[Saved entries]
--*--
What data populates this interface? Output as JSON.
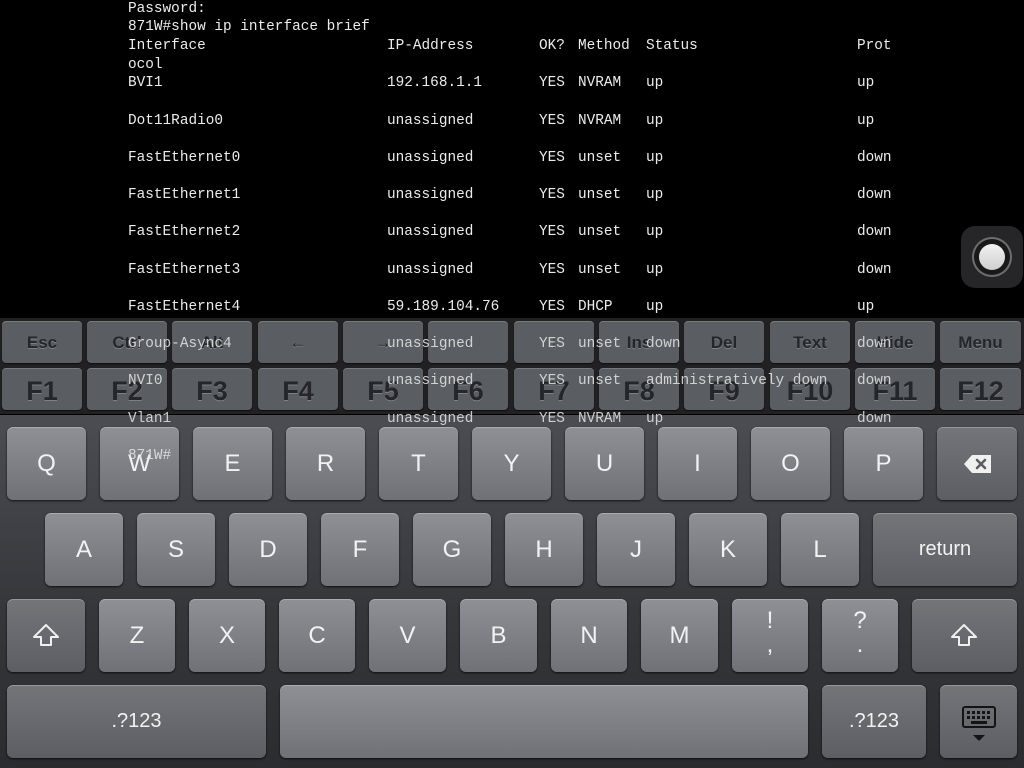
{
  "terminal": {
    "header_lines": [
      "Password:",
      "871W#show ip interface brief"
    ],
    "columns": [
      "Interface",
      "IP-Address",
      "OK?",
      "Method",
      "Status",
      "Prot"
    ],
    "columns_wrap": "ocol",
    "rows": [
      {
        "interface": "BVI1",
        "ip": "192.168.1.1",
        "ok": "YES",
        "method": "NVRAM",
        "status": "up",
        "protocol": "up"
      },
      {
        "interface": "Dot11Radio0",
        "ip": "unassigned",
        "ok": "YES",
        "method": "NVRAM",
        "status": "up",
        "protocol": "up"
      },
      {
        "interface": "FastEthernet0",
        "ip": "unassigned",
        "ok": "YES",
        "method": "unset",
        "status": "up",
        "protocol": "down"
      },
      {
        "interface": "FastEthernet1",
        "ip": "unassigned",
        "ok": "YES",
        "method": "unset",
        "status": "up",
        "protocol": "down"
      },
      {
        "interface": "FastEthernet2",
        "ip": "unassigned",
        "ok": "YES",
        "method": "unset",
        "status": "up",
        "protocol": "down"
      },
      {
        "interface": "FastEthernet3",
        "ip": "unassigned",
        "ok": "YES",
        "method": "unset",
        "status": "up",
        "protocol": "down"
      },
      {
        "interface": "FastEthernet4",
        "ip": "59.189.104.76",
        "ok": "YES",
        "method": "DHCP",
        "status": "up",
        "protocol": "up"
      },
      {
        "interface": "Group-Async4",
        "ip": "unassigned",
        "ok": "YES",
        "method": "unset",
        "status": "down",
        "protocol": "down"
      },
      {
        "interface": "NVI0",
        "ip": "unassigned",
        "ok": "YES",
        "method": "unset",
        "status": "administratively down",
        "protocol": "down"
      },
      {
        "interface": "Vlan1",
        "ip": "unassigned",
        "ok": "YES",
        "method": "NVRAM",
        "status": "up",
        "protocol": "down"
      }
    ],
    "prompt": "871W#"
  },
  "fkey_bar": {
    "top_row": [
      "Esc",
      "Ctrl",
      "Alt",
      "←",
      "→",
      "↑",
      "↓",
      "Ins",
      "Del",
      "Text",
      "Hide",
      "Menu"
    ],
    "bottom_row": [
      "F1",
      "F2",
      "F3",
      "F4",
      "F5",
      "F6",
      "F7",
      "F8",
      "F9",
      "F10",
      "F11",
      "F12"
    ]
  },
  "keyboard": {
    "row1": [
      "Q",
      "W",
      "E",
      "R",
      "T",
      "Y",
      "U",
      "I",
      "O",
      "P"
    ],
    "row2": [
      "A",
      "S",
      "D",
      "F",
      "G",
      "H",
      "J",
      "K",
      "L"
    ],
    "return_label": "return",
    "row3": [
      "Z",
      "X",
      "C",
      "V",
      "B",
      "N",
      "M"
    ],
    "punct1": {
      "top": "!",
      "bottom": ","
    },
    "punct2": {
      "top": "?",
      "bottom": "."
    },
    "numbers_label": ".?123"
  },
  "icons": {
    "backspace": "backspace-icon",
    "shift": "shift-icon",
    "hide_keyboard": "hide-keyboard-icon",
    "assistive_touch": "assistive-touch-icon"
  }
}
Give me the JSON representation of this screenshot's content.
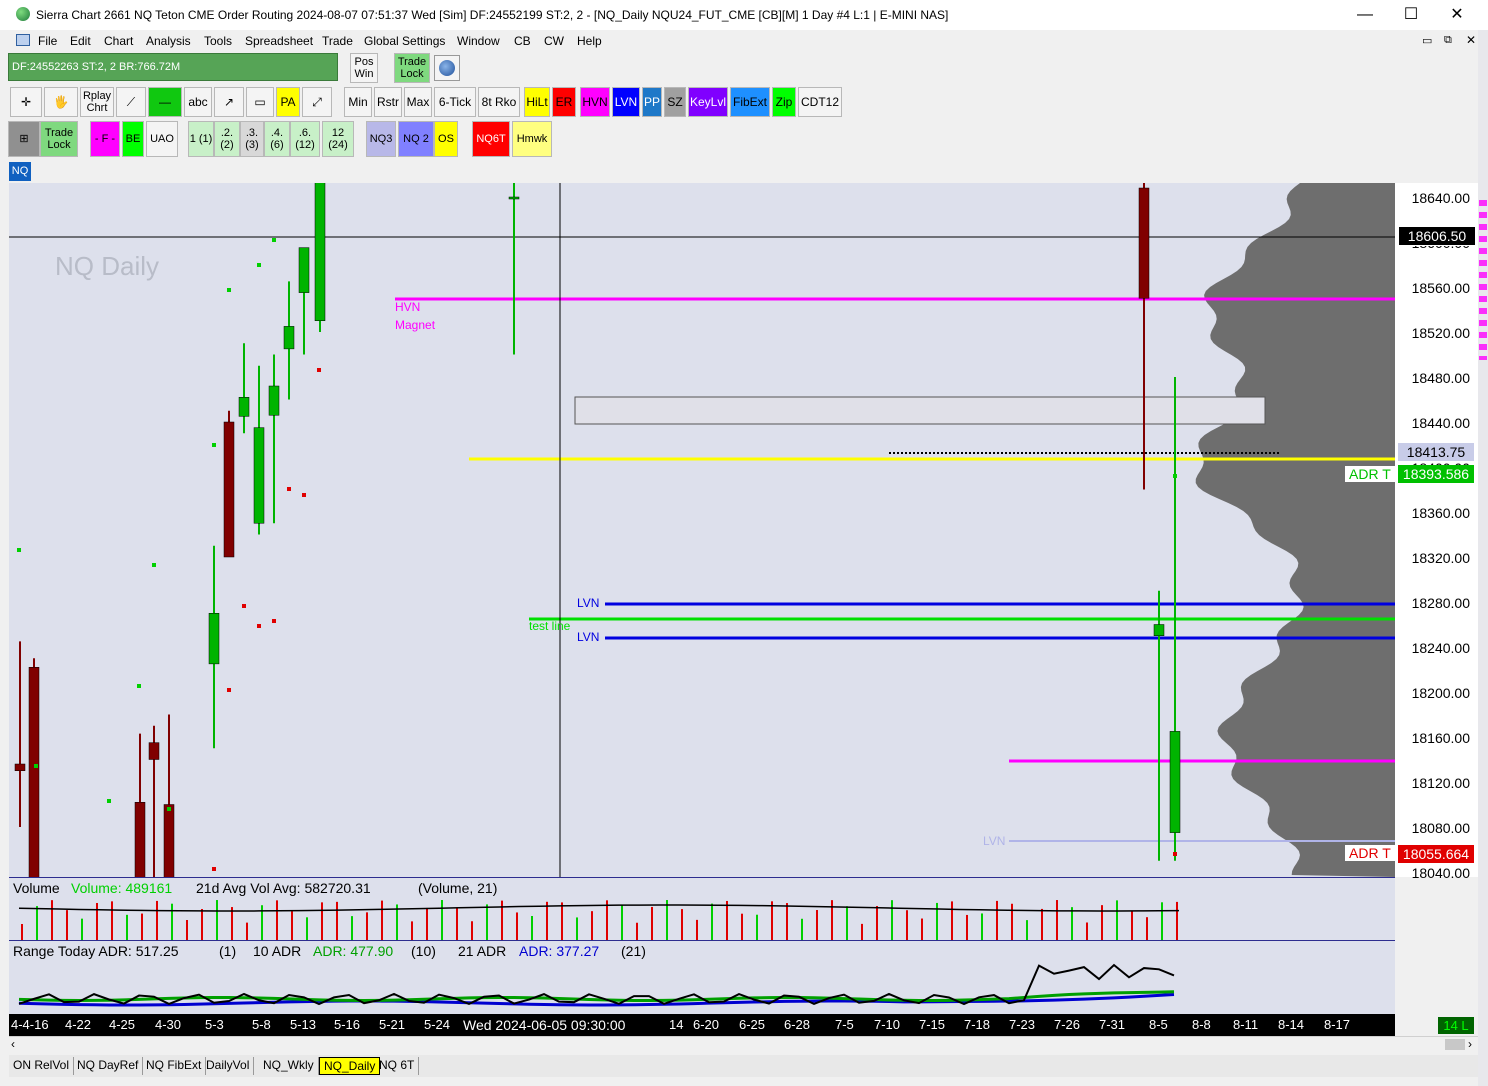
{
  "window": {
    "title": "Sierra Chart 2661 NQ Teton CME Order Routing 2024-08-07  07:51:37 Wed [Sim] DF:24552199  ST:2, 2 - [NQ_Daily NQU24_FUT_CME [CB][M]  1 Day  #4 L:1 | E-MINI NAS]",
    "minimize": "—",
    "maximize": "☐",
    "close": "✕"
  },
  "menu": [
    "File",
    "Edit",
    "Chart",
    "Analysis",
    "Tools",
    "Spreadsheet",
    "Trade",
    "Global Settings",
    "Window",
    "CB",
    "CW",
    "Help"
  ],
  "status": {
    "text": "DF:24552263  ST:2, 2  BR:766.72M",
    "pos_win": "Pos Win",
    "trade_lock": "Trade Lock"
  },
  "toolbar2": [
    {
      "label": "✛",
      "bg": "#f4f4f4"
    },
    {
      "label": "🖐",
      "bg": "#f4f4f4"
    },
    {
      "label": "Rplay Chrt",
      "bg": "#f4f4f4"
    },
    {
      "label": "⟋",
      "bg": "#f4f4f4"
    },
    {
      "label": "—",
      "bg": "#10c810"
    },
    {
      "label": "abc",
      "bg": "#f4f4f4"
    },
    {
      "label": "↗",
      "bg": "#f4f4f4"
    },
    {
      "label": "▭",
      "bg": "#f4f4f4"
    },
    {
      "label": "PA",
      "bg": "#ffff00"
    },
    {
      "label": "⤢",
      "bg": "#f4f4f4"
    },
    {
      "label": "Min",
      "bg": "#f4f4f4"
    },
    {
      "label": "Rstr",
      "bg": "#f4f4f4"
    },
    {
      "label": "Max",
      "bg": "#f4f4f4"
    },
    {
      "label": "6-Tick",
      "bg": "#f4f4f4"
    },
    {
      "label": "8t Rko",
      "bg": "#f4f4f4"
    },
    {
      "label": "HiLt",
      "bg": "#ffff00"
    },
    {
      "label": "ER",
      "bg": "#ff0000"
    },
    {
      "label": "HVN",
      "bg": "#ff00ff"
    },
    {
      "label": "LVN",
      "bg": "#0000ff"
    },
    {
      "label": "PP",
      "bg": "#1e78c8"
    },
    {
      "label": "SZ",
      "bg": "#a0a0a0"
    },
    {
      "label": "KeyLvl",
      "bg": "#8000ff"
    },
    {
      "label": "FibExt",
      "bg": "#1e90ff"
    },
    {
      "label": "Zip",
      "bg": "#00ff00"
    },
    {
      "label": "CDT12",
      "bg": "#f4f4f4"
    }
  ],
  "toolbar3": [
    {
      "label": "⊞",
      "bg": "#909090"
    },
    {
      "label": "Trade Lock",
      "bg": "#7fd97f"
    },
    {
      "label": "- F -",
      "bg": "#ff00ff"
    },
    {
      "label": "BE",
      "bg": "#00ff00"
    },
    {
      "label": "UAO",
      "bg": "#f4f4f4"
    },
    {
      "label": "1 (1)",
      "bg": "#c8f0c8"
    },
    {
      "label": ".2. (2)",
      "bg": "#c8f0c8"
    },
    {
      "label": ".3. (3)",
      "bg": "#d8d8d8"
    },
    {
      "label": ".4. (6)",
      "bg": "#c8f0c8"
    },
    {
      "label": ".6. (12)",
      "bg": "#c8f0c8"
    },
    {
      "label": "12 (24)",
      "bg": "#c8f0c8"
    },
    {
      "label": "NQ3",
      "bg": "#b8b8e8"
    },
    {
      "label": "NQ 2",
      "bg": "#8080ff"
    },
    {
      "label": "OS",
      "bg": "#ffff00"
    },
    {
      "label": "NQ6T",
      "bg": "#ff0000"
    },
    {
      "label": "Hmwk",
      "bg": "#ffff80"
    }
  ],
  "symbol_tag": "NQ",
  "chart": {
    "watermark": "NQ Daily",
    "price_labels": [
      "18640.00",
      "18600.00",
      "18560.00",
      "18520.00",
      "18480.00",
      "18440.00",
      "18400.00",
      "18360.00",
      "18320.00",
      "18280.00",
      "18240.00",
      "18200.00",
      "18160.00",
      "18120.00",
      "18080.00",
      "18040.00"
    ],
    "current_price": "18606.50",
    "marker_1": "18413.75",
    "adr_top_value": "18393.586",
    "adr_bottom_value": "18055.664",
    "adr_label": "ADR T",
    "hvn_text": "HVN",
    "magnet_text": "Magnet",
    "lvn_text": "LVN",
    "test_line_text": "test line",
    "colors": {
      "up": "#00b400",
      "down": "#800000",
      "hvn": "#ff00ff",
      "lvn": "#0000e0",
      "test": "#00e000",
      "yellow": "#ffff00"
    }
  },
  "volume_panel": {
    "title": "Volume",
    "vol_label": "Volume: 489161",
    "avg_label": "21d Avg Vol  Avg: 582720.31",
    "params": "(Volume, 21)"
  },
  "range_panel": {
    "title": "Range Today  ADR: 517.25",
    "p1": "(1)",
    "adr10": "10 ADR",
    "adr10_val": "ADR: 477.90",
    "p10": "(10)",
    "adr21": "21 ADR",
    "adr21_val": "ADR: 377.27",
    "p21": "(21)"
  },
  "date_axis": [
    "4-4-16",
    "4-22",
    "4-25",
    "4-30",
    "5-3",
    "5-8",
    "5-13",
    "5-16",
    "5-21",
    "5-24",
    "Wed 2024-06-05  09:30:00",
    "14",
    "6-20",
    "6-25",
    "6-28",
    "7-5",
    "7-10",
    "7-15",
    "7-18",
    "7-23",
    "7-26",
    "7-31",
    "8-5",
    "8-8",
    "8-11",
    "8-14",
    "8-17"
  ],
  "bar_count": "14 L",
  "tabs": [
    "ON RelVol",
    "NQ DayRef",
    "NQ FibExt",
    "DailyVol",
    "NQ_Wkly",
    "NQ_Daily",
    "NQ 6T"
  ],
  "active_tab": "NQ_Daily"
}
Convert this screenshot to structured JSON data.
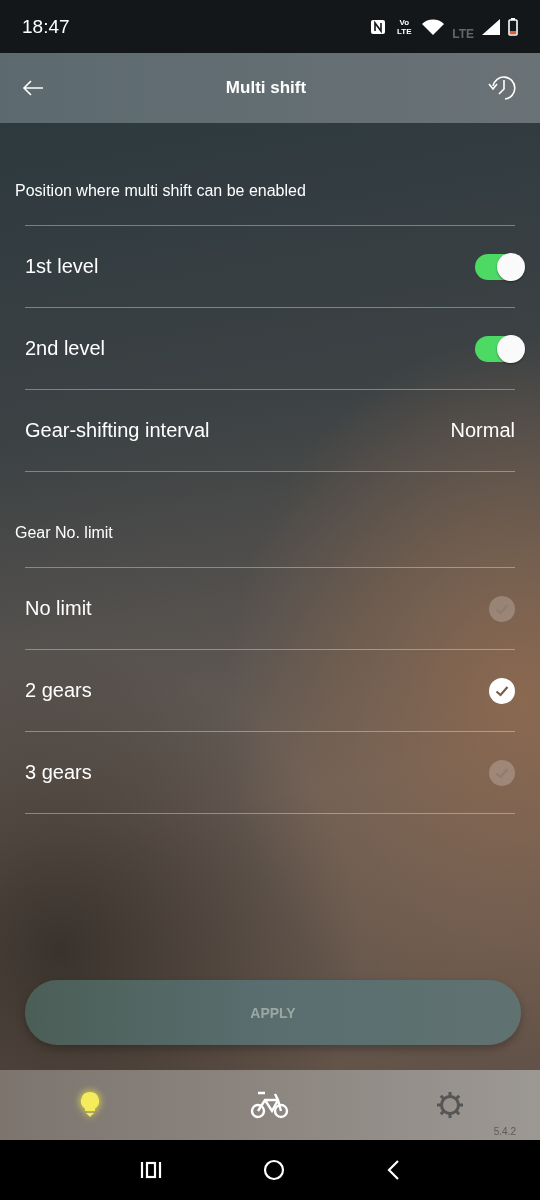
--*--
### GOAL:
Count every line bearing the word "data"; report the total only.

### PROBLEM SOLUTION:
2